SUPPLIED PASSAGE:
══════════
Kernel Connection Multiplexor

Kernel Connection Multiplexor (KCM) is a mechanism that provides a message based interface over TCP for generic application protocols. With KCM an application can efficiently send and receive application protocol messages over TCP using datagram sockets.

KCM implements an NxM multiplexor in the kernel as diagrammed below:

+------------+   +------------+   +------------+   +------------+
| KCM socket |   | KCM socket |   | KCM socket |   | KCM socket |
+------------+   +------------+   +------------+   +------------+
    |                 |               |                |
    +-----------+     |               |     +----------+
                |     |               |     |
            +----------------------------------+
            |           Multiplexor            |
            +----------------------------------+
                |   |           |           |  |
    +---------+   |           |           |  ------------+
    |             |           |           |              |
+----------+  +----------+  +----------+  +----------+ +----------+
|  Psock   |  |  Psock   |  |  Psock   |  |  Psock   | |  Psock   |
+----------+  +----------+  +----------+  +----------+ +----------+
    |              |           |            |             |
+----------+  +----------+  +----------+  +----------+ +----------+
| TCP sock |  | TCP sock |  | TCP sock |  | TCP sock | | TCP sock |
+----------+  +----------+  +----------+  +----------+ +----------+

KCM sockets

The KCM sockets provide the user interface to the multiplexor. All the KCM sockets bound to a multiplexor are considered to have equivalent function, and I/O operations in different sockets may be done in parallel without the need for synchronization between threads in userspace.
══════════
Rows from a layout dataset
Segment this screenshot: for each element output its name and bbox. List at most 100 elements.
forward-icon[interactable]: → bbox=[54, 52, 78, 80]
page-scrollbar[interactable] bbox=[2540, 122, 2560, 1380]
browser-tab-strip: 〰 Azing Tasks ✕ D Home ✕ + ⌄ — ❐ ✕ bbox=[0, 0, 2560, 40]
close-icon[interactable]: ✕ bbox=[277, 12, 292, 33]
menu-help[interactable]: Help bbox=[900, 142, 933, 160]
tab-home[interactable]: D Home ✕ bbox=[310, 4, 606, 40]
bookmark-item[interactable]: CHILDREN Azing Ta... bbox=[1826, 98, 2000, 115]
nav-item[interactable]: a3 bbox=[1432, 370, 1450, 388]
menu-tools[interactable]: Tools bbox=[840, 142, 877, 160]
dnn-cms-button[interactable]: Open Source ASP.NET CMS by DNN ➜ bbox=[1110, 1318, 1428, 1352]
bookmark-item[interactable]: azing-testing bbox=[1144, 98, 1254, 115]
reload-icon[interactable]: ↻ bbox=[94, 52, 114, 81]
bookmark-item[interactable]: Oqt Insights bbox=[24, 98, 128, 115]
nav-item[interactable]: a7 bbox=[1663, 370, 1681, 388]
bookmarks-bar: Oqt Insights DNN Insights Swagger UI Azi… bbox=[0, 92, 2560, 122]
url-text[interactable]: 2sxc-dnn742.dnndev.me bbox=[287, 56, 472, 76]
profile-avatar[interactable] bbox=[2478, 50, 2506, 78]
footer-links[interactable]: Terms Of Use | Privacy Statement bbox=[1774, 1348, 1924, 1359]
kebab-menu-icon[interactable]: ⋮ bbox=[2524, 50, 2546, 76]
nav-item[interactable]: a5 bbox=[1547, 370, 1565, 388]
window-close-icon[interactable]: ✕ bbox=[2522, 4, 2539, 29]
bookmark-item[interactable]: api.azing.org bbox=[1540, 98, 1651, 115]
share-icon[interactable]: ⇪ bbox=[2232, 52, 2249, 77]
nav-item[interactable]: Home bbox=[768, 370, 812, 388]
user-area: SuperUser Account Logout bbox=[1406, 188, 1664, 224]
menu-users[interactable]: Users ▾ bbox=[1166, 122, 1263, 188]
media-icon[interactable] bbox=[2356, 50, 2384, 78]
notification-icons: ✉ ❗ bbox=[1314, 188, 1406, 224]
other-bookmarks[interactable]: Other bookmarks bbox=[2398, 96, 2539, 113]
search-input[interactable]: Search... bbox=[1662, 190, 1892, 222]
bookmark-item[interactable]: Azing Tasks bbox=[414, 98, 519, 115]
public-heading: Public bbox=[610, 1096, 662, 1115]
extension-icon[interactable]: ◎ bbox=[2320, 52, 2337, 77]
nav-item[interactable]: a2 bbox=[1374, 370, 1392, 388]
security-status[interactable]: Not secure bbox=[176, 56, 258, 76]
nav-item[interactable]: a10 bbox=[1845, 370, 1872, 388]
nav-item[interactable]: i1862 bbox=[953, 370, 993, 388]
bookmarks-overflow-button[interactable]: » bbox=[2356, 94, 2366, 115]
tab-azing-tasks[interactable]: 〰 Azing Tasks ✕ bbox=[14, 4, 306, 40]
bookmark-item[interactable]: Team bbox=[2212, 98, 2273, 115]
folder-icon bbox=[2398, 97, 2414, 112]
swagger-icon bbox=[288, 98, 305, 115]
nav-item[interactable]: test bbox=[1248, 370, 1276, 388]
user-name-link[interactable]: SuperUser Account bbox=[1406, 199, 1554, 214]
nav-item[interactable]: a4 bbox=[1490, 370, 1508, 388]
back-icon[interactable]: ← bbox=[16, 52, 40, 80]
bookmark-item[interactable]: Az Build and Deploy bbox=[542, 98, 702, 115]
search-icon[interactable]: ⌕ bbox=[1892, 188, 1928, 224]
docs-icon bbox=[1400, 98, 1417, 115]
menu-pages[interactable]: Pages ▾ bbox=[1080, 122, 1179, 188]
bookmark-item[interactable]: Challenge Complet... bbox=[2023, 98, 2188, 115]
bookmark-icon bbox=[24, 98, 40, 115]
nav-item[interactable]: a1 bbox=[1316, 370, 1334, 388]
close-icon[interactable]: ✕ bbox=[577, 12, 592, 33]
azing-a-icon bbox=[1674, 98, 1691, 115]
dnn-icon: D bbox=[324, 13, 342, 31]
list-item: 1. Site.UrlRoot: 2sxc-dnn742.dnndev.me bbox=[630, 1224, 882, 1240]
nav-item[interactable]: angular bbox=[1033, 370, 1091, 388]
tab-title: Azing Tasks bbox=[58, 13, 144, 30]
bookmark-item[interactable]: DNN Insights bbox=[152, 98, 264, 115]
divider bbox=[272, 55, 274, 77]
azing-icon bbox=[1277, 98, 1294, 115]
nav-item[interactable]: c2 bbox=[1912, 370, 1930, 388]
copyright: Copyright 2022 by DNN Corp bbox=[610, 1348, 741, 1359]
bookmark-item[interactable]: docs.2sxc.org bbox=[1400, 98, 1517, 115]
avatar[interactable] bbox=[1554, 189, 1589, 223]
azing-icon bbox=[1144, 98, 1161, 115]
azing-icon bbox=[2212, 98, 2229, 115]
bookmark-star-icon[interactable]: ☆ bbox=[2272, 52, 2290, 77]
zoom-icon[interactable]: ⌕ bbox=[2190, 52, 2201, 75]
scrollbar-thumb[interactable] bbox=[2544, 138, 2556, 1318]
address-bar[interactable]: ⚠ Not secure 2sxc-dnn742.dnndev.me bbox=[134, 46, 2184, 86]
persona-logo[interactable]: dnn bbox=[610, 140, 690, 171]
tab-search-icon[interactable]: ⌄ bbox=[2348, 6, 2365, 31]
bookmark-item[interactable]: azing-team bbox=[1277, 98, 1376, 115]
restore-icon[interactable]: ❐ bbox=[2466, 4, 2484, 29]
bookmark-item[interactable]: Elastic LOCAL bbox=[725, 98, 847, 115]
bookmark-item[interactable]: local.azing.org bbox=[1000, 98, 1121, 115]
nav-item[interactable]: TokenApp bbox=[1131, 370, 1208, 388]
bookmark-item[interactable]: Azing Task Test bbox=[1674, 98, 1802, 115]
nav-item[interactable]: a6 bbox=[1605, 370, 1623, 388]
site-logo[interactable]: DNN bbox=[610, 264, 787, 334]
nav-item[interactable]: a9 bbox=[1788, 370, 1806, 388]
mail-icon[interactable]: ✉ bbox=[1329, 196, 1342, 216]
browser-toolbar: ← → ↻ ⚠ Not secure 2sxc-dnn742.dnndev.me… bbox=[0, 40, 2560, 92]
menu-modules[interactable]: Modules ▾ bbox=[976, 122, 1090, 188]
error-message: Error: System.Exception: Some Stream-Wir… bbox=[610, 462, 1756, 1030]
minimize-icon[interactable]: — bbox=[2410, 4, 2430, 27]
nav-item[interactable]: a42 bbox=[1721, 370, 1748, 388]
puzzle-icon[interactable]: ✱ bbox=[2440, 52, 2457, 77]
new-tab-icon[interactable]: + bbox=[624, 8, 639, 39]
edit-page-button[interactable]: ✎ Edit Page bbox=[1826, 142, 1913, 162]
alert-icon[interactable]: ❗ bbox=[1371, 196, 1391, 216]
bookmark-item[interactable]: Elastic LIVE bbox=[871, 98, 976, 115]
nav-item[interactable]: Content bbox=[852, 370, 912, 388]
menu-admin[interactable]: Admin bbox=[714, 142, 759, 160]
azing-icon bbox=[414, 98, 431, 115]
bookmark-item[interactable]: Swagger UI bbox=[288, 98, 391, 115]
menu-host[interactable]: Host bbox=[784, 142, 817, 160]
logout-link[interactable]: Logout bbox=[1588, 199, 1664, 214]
══════════
WORK INSTRUCTIONS:
a - Using the Kernel Connection Multiplexor text, say whether each statement agrees with it, and quote the deciding words for each. (i) KCM offers a message based interface over TCP. (ii) I/O operations in different KCM sockets need synchronization between threads in userspace. (iii) KCM implements its multiplexor in userspace rather than in the kernel.
b - Extend the text on the Kernel Connection Multiplexor, picking up right after its final sentence.

ANSWERS PROVIDED:
a -
(i) Yes: "provides a message based interface over TCP for generic application protocols"
(ii) No: "may be done in parallel without the need for synchronization between threads in userspace"
(iii) No: "KCM implements an NxM multiplexor in the kernel"

b -
Multiplexor

The multiplexor provides the message steering. In the transmit path, messages written on a KCM socket are sent atomically on an appropriate TCP socket. Similarly, in the receive path, messages are constructed on each TCP socket (Psock) and complete messages are steered to a KCM socket.

TCP sockets & Psocks

TCP sockets may be bound to a KCM multiplexor. A Psock structure is allocated for each bound TCP socket, this structure holds the state for constructing messages on receive as well as other connection specific information for KCM.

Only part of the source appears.